PROBLEM DESCRIPTION.
Copy out all lines of the records in which the word "watermark" appears.

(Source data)
START

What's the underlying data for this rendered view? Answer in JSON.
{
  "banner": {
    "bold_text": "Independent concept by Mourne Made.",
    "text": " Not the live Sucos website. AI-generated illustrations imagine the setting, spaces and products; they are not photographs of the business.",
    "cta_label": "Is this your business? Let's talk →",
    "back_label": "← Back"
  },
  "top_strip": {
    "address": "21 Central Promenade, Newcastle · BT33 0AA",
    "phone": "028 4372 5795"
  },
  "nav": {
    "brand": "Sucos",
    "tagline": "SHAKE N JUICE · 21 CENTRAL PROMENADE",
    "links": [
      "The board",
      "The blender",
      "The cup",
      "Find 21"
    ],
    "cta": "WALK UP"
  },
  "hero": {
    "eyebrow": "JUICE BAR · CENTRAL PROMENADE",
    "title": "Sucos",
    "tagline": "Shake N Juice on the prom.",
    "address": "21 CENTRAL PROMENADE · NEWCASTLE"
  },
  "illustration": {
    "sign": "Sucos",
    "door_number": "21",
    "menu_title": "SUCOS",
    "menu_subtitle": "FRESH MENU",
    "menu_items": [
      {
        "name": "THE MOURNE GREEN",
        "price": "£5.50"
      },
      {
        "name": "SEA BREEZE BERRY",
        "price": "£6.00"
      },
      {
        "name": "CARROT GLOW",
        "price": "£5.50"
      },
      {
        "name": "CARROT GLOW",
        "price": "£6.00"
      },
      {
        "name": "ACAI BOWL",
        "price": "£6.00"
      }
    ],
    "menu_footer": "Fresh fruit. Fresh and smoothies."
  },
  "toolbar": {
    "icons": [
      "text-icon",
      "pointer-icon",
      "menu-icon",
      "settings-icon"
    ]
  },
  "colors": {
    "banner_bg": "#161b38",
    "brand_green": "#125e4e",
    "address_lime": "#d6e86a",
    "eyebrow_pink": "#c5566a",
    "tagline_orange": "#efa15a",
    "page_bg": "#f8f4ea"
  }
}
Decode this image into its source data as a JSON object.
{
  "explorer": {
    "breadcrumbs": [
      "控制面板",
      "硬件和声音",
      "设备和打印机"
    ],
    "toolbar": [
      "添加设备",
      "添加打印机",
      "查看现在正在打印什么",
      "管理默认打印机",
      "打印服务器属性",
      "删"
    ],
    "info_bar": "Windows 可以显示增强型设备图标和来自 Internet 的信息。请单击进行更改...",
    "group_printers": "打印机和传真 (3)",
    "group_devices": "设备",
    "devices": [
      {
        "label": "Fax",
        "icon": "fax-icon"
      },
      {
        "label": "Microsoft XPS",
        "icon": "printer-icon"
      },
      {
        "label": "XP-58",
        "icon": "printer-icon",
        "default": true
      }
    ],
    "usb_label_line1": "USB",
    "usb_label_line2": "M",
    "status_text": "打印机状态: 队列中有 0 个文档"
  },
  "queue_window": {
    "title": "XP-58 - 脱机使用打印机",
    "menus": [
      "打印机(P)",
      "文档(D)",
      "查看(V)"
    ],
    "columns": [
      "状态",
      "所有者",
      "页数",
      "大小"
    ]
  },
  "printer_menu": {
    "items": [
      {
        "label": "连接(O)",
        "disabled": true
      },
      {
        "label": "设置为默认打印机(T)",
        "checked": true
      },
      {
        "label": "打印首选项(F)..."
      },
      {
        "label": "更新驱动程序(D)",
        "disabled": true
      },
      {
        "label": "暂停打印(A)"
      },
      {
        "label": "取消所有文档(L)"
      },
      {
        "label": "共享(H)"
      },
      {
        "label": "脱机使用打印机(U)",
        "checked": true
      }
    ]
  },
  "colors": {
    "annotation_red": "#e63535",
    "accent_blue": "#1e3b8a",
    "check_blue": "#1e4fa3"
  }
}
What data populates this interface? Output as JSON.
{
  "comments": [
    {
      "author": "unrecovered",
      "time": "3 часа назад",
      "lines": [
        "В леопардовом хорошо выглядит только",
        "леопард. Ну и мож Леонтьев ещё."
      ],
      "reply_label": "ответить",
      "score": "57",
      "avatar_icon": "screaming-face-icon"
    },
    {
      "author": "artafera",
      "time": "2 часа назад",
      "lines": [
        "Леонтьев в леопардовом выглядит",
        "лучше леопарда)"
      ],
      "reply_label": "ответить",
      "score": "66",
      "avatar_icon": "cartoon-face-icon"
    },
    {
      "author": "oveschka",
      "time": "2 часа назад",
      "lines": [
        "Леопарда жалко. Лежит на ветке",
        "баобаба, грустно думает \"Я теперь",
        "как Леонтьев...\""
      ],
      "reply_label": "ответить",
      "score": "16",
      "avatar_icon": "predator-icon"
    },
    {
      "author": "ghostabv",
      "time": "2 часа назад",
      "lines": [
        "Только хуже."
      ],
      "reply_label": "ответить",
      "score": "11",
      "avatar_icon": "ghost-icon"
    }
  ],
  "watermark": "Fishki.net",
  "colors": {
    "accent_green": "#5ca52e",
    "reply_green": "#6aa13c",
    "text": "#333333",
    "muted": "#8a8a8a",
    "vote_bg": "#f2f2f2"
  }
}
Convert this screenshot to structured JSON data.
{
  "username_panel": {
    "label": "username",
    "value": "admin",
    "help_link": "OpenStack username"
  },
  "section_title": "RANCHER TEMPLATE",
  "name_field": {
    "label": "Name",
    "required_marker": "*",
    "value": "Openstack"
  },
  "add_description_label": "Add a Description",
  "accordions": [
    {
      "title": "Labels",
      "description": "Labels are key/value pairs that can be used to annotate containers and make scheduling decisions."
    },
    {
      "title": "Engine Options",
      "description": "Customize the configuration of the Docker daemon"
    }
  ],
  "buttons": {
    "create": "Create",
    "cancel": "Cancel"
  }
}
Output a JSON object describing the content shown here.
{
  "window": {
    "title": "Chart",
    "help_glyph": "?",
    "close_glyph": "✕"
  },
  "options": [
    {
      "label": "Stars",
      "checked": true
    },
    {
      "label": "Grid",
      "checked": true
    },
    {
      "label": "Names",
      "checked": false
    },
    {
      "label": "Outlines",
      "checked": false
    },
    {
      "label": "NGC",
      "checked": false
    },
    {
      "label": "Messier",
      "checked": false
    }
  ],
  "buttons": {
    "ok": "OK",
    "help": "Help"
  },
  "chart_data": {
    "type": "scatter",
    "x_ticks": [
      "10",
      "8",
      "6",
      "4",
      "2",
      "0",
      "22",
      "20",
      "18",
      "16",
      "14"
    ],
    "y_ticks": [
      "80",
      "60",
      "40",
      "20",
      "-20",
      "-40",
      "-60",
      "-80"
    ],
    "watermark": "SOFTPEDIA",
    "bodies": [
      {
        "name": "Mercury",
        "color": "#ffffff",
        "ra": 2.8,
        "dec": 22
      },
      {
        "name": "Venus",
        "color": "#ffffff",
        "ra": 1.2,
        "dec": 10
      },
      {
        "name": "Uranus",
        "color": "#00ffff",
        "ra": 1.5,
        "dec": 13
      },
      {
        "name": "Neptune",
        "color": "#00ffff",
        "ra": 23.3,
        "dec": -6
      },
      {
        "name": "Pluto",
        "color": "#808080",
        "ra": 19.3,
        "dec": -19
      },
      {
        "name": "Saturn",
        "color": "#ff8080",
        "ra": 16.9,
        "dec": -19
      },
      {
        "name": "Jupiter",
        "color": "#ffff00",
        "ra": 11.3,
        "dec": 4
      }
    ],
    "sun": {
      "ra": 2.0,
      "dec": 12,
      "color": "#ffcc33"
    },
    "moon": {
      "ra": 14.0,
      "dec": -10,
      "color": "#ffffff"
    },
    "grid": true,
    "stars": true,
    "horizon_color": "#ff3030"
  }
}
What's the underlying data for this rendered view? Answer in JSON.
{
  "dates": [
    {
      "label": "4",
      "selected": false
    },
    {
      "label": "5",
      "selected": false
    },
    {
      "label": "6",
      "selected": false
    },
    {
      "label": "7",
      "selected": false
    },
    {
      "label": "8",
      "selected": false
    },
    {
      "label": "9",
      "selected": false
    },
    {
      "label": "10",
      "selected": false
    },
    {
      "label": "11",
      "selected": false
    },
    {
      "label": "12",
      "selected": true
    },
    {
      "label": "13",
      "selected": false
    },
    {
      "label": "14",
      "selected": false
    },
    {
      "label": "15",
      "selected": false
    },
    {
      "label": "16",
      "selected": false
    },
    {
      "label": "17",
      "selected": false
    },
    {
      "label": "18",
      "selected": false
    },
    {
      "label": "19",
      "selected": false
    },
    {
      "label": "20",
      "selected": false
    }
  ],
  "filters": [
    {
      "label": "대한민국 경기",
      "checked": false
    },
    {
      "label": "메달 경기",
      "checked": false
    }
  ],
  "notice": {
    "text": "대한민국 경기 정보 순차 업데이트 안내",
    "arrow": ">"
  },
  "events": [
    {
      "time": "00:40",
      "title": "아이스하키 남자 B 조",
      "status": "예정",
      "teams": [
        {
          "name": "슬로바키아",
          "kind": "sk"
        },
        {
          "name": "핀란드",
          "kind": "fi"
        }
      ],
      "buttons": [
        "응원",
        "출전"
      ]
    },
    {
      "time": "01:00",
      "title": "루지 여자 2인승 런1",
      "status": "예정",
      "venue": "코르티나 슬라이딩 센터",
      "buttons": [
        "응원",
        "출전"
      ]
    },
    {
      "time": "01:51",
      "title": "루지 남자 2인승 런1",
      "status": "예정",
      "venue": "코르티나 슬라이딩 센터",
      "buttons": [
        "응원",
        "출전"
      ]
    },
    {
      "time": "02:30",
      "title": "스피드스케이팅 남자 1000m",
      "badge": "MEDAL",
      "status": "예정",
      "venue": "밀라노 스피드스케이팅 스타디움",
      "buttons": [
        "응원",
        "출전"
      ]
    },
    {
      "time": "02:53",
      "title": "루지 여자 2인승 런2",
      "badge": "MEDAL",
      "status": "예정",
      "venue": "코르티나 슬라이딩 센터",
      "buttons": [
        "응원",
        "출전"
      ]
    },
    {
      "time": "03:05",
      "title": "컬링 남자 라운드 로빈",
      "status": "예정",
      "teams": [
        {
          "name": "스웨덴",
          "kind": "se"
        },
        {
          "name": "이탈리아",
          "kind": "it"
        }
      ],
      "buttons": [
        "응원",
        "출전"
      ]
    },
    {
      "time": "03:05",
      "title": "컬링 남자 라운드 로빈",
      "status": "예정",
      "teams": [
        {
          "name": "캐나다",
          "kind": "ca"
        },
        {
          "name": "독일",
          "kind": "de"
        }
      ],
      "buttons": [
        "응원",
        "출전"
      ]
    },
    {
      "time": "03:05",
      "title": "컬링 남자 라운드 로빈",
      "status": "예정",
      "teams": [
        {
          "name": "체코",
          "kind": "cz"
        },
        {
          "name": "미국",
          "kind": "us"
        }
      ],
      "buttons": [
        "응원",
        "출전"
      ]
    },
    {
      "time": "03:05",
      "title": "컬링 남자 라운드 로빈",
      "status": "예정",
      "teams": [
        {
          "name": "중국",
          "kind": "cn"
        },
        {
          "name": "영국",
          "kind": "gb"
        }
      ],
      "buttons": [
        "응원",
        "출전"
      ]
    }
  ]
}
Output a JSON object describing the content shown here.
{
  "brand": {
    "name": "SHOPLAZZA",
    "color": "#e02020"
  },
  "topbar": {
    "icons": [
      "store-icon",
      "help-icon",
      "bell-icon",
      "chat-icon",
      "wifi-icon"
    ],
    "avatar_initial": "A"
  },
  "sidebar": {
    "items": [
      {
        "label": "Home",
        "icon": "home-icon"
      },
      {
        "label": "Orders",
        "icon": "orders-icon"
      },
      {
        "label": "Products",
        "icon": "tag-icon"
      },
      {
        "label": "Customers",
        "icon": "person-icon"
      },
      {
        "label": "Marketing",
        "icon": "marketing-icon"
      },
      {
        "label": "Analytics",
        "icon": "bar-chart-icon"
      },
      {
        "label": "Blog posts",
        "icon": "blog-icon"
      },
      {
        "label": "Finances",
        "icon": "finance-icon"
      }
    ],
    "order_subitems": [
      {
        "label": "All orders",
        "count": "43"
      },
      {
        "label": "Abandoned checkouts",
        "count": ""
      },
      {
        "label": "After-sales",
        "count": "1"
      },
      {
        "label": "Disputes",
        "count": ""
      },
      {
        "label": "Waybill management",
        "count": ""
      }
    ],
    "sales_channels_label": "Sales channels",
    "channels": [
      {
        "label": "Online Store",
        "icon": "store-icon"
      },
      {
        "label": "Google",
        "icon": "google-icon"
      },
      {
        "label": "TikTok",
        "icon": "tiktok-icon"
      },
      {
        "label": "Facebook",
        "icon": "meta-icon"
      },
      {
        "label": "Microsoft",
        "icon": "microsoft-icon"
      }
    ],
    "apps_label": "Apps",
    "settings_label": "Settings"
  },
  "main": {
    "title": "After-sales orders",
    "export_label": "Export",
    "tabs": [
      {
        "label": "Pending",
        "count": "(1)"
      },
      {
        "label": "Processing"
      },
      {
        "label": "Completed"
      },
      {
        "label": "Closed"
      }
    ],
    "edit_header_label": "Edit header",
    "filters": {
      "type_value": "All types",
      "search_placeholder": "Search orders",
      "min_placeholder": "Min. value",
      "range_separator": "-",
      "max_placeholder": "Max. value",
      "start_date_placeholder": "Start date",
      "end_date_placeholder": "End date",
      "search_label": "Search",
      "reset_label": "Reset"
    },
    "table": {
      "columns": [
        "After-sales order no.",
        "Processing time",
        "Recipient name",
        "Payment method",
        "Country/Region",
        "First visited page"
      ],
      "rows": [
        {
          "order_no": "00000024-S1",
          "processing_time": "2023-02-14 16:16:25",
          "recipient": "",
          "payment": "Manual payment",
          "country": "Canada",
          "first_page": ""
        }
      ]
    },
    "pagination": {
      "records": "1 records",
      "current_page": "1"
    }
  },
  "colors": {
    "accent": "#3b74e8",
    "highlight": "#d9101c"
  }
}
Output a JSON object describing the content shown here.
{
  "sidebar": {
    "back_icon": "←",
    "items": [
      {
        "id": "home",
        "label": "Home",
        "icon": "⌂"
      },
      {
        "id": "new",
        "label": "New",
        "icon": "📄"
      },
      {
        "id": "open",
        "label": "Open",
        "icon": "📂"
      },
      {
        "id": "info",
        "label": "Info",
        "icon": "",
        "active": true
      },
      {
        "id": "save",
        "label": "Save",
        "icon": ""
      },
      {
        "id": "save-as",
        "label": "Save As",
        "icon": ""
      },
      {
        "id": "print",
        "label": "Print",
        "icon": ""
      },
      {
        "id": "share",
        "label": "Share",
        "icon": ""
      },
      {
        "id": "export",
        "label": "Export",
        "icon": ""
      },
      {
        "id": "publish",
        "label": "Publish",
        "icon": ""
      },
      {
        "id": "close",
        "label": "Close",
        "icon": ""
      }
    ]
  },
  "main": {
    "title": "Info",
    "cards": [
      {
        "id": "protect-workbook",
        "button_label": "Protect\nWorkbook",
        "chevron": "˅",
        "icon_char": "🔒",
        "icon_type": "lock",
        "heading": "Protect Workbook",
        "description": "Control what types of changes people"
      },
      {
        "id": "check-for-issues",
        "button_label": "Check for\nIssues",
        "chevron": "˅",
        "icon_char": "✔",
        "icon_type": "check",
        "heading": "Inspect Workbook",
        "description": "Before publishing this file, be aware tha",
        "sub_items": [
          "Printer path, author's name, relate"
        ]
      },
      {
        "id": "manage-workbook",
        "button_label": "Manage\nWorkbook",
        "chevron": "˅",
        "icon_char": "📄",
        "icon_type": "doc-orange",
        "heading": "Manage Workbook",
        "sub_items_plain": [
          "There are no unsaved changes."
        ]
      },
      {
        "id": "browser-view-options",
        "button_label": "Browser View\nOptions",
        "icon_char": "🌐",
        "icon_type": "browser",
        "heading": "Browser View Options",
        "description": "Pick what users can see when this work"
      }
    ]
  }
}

END

FINAL ANSWER.
  "watermark": "Fishki.net",
    "watermark": "SOFTPEDIA",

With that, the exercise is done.